Recorded data
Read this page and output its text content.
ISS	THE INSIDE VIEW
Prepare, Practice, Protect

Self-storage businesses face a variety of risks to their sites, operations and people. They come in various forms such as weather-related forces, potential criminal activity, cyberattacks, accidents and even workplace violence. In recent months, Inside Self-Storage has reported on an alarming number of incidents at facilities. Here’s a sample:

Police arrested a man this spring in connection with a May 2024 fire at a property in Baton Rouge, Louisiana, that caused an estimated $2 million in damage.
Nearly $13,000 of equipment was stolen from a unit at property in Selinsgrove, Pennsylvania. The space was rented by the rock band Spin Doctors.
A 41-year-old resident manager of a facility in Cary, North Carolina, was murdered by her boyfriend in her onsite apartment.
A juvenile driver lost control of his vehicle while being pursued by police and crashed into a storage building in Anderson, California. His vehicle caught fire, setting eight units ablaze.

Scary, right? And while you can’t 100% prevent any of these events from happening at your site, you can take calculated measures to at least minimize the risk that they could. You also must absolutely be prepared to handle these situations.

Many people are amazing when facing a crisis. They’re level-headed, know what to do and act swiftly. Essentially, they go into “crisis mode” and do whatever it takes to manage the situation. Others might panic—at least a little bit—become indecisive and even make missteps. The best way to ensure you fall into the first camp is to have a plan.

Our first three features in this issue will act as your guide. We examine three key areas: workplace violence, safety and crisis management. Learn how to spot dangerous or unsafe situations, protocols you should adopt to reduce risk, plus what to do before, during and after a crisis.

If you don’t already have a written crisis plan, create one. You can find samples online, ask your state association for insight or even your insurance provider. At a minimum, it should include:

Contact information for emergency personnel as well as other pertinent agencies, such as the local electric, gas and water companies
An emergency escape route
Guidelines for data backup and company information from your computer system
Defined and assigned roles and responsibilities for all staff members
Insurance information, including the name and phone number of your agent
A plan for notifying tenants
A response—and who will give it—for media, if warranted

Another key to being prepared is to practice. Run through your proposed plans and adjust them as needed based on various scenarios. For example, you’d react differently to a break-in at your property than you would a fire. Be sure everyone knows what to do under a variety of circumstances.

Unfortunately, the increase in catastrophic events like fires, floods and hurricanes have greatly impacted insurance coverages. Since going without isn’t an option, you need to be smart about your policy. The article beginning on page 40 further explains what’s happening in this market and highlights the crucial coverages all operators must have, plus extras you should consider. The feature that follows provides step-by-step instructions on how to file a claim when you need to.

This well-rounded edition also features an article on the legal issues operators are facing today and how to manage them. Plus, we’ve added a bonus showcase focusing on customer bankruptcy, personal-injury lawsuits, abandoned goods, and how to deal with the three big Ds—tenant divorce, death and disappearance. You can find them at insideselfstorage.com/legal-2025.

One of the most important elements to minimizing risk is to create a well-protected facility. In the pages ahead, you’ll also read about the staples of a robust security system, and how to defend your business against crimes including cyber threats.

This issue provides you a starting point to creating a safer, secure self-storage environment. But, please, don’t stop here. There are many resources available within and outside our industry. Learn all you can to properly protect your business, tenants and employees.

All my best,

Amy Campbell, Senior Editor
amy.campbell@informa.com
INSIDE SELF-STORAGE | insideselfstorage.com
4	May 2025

• _What the task asks_: Gather and copy every line of the data in which the string "number" is found.

• _Solution for this exercise_:
Self-storage businesses face a variety of risks to their sites, operations and people. They come in various forms such as weather-related forces, potential criminal activity, cyberattacks, accidents and even workplace violence. In recent months, Inside Self-Storage has reported on an alarming number of incidents at facilities. Here’s a sample:
Insurance information, including the name and phone number of your agent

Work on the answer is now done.